--- start of AVAILABLE DATA ---

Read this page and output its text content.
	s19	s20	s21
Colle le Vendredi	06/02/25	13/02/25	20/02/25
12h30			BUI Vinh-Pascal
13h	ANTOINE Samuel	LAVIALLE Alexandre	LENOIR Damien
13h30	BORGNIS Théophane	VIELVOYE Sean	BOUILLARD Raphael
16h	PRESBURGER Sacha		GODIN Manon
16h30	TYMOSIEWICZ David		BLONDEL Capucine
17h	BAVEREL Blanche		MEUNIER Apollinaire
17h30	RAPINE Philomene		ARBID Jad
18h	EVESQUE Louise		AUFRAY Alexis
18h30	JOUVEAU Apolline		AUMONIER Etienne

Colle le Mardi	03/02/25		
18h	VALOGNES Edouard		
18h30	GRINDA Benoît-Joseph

--- end of AVAILABLE DATA ---

[DIRECTIONS FOR THIS TASK]
Using the data above, return each line exactly as written.

[SOLUTION TO THIS EXERCISE]
Read this page and output its text content.
	s19	s20	s21
Colle le Vendredi	06/02/25	13/02/25	20/02/25
12h30			BUI Vinh-Pascal
13h	ANTOINE Samuel	LAVIALLE Alexandre	LENOIR Damien
13h30	BORGNIS Théophane	VIELVOYE Sean	BOUILLARD Raphael
16h	PRESBURGER Sacha		GODIN Manon
16h30	TYMOSIEWICZ David		BLONDEL Capucine
17h	BAVEREL Blanche		MEUNIER Apollinaire
17h30	RAPINE Philomene		ARBID Jad
18h	EVESQUE Louise		AUFRAY Alexis
18h30	JOUVEAU Apolline		AUMONIER Etienne

Colle le Mardi	03/02/25		
18h	VALOGNES Edouard		
18h30	GRINDA Benoît-Joseph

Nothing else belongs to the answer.